[Written problem] Filter the entries below, keeping every line that has the word "Effect".
— begin Records —
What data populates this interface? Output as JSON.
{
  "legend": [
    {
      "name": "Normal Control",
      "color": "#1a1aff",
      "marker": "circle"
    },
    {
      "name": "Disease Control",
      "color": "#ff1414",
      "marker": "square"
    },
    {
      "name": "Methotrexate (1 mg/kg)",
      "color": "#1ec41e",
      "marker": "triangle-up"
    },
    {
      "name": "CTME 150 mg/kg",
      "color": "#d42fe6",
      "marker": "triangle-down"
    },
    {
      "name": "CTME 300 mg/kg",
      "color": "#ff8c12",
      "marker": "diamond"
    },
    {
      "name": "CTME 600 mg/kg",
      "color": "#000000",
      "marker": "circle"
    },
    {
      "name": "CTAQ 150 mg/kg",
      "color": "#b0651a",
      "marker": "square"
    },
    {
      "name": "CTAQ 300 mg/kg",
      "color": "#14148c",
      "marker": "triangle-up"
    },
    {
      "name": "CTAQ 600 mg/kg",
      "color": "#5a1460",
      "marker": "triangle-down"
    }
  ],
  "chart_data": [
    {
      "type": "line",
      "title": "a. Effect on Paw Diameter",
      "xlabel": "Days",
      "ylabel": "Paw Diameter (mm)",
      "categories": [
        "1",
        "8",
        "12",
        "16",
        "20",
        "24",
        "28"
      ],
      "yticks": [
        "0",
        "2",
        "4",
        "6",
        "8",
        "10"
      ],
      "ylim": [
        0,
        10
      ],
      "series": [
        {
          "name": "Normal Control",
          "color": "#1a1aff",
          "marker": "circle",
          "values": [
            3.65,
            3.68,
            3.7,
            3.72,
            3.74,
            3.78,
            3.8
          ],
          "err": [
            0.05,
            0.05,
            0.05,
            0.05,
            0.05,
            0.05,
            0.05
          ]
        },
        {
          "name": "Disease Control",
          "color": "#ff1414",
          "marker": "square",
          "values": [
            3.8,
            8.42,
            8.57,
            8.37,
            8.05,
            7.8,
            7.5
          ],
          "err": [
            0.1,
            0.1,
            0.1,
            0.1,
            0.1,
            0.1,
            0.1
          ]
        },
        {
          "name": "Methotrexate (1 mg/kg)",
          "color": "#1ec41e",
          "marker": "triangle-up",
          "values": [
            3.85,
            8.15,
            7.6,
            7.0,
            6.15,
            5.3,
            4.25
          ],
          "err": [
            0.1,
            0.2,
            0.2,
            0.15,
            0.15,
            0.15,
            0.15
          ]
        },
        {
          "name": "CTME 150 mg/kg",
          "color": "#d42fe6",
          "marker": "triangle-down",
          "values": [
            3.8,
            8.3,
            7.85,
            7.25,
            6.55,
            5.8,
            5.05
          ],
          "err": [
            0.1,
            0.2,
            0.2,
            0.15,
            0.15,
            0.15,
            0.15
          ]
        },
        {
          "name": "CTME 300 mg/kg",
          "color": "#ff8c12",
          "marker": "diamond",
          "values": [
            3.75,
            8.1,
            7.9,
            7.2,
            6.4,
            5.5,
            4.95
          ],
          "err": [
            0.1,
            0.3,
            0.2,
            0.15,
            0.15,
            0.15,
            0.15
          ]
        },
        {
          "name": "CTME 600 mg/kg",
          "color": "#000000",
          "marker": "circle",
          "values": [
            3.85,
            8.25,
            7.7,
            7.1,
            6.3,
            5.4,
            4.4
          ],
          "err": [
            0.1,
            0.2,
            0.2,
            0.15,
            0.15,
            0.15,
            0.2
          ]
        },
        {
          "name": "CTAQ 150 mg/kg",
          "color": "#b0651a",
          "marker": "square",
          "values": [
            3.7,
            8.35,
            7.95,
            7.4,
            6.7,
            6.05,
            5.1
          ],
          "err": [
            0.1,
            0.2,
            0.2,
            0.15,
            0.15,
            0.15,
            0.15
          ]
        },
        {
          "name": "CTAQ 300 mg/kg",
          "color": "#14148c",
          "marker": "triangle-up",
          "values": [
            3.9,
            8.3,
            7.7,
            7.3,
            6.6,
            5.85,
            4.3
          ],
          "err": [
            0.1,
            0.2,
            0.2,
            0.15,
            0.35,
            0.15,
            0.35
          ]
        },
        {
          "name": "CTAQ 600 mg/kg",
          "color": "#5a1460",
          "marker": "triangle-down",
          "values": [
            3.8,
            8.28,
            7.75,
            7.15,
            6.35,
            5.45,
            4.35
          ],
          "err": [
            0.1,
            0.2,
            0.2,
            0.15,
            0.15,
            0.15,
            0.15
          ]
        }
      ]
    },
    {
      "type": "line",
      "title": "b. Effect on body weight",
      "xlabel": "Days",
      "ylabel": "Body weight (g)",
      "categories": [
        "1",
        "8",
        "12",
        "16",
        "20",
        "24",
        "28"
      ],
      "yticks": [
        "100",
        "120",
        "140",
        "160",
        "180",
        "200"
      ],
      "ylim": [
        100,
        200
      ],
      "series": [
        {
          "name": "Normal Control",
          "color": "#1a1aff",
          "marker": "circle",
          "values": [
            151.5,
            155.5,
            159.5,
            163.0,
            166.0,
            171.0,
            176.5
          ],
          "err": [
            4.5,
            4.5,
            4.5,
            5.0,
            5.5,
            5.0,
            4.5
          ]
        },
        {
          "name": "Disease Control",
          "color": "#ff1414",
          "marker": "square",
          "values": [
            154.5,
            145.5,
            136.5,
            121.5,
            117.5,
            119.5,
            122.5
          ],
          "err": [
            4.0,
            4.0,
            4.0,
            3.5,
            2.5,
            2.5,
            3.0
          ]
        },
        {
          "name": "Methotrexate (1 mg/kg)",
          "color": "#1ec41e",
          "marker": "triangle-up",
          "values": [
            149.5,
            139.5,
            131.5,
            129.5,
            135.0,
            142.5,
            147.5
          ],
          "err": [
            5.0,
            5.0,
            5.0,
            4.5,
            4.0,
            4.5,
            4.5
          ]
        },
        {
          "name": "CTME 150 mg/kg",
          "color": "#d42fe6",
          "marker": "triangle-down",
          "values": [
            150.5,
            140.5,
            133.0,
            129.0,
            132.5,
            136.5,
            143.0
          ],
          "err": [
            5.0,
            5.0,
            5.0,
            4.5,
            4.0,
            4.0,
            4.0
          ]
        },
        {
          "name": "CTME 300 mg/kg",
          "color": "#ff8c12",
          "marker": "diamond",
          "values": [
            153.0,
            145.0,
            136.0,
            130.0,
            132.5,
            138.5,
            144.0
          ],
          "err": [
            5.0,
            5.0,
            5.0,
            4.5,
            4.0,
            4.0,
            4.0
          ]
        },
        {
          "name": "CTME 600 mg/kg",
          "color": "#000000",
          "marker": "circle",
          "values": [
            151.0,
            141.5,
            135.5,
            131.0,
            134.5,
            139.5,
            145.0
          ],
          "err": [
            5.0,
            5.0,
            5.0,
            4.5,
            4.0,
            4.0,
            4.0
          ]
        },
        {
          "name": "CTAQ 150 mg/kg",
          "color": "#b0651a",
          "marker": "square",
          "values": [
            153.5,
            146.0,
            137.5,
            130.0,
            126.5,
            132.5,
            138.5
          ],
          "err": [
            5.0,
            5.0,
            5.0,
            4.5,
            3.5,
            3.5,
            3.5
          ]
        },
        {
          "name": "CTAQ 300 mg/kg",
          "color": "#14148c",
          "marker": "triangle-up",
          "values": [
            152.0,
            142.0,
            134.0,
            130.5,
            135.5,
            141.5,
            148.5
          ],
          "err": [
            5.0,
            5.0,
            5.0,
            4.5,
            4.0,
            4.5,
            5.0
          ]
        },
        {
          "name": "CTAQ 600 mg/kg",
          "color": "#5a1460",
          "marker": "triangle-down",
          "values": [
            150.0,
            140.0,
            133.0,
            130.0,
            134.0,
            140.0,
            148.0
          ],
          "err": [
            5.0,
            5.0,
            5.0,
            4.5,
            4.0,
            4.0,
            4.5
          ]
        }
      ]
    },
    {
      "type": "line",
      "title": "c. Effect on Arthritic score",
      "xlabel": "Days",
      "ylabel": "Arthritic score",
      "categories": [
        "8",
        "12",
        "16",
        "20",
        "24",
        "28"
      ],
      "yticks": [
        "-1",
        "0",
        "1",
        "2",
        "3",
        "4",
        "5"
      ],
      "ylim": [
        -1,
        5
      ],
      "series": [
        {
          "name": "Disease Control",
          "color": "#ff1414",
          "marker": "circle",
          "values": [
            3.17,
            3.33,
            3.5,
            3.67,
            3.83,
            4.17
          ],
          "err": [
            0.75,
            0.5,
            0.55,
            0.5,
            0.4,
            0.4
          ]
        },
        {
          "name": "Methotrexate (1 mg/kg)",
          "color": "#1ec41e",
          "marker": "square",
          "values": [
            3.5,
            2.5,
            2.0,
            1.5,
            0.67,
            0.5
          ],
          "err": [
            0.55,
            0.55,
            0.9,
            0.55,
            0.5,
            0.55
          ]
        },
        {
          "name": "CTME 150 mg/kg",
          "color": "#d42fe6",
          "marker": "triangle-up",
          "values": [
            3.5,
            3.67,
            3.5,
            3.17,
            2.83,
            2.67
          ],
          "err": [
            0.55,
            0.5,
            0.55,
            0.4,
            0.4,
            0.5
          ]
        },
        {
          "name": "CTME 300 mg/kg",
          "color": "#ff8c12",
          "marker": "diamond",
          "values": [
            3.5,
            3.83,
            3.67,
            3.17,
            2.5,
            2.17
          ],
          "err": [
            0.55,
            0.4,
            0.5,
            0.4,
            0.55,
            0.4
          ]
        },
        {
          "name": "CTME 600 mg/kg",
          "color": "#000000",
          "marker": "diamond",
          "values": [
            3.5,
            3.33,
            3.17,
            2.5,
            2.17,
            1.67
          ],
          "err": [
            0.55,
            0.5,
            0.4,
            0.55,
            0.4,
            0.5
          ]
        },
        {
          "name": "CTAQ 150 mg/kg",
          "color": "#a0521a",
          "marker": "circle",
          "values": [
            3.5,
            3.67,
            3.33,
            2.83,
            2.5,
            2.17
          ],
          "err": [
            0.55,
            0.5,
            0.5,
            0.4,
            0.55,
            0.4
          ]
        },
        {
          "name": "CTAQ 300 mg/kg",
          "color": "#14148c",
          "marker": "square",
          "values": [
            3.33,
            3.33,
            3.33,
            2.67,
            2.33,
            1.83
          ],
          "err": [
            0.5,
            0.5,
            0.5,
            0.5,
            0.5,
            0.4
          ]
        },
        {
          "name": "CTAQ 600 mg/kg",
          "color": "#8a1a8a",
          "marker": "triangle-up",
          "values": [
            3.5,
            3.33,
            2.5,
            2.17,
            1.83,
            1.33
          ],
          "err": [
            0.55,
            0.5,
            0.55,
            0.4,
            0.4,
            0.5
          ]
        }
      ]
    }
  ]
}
— end Records —
[Answer to this task]
      "title": "a. Effect on Paw Diameter",
      "title": "b. Effect on body weight",
      "title": "c. Effect on Arthritic score",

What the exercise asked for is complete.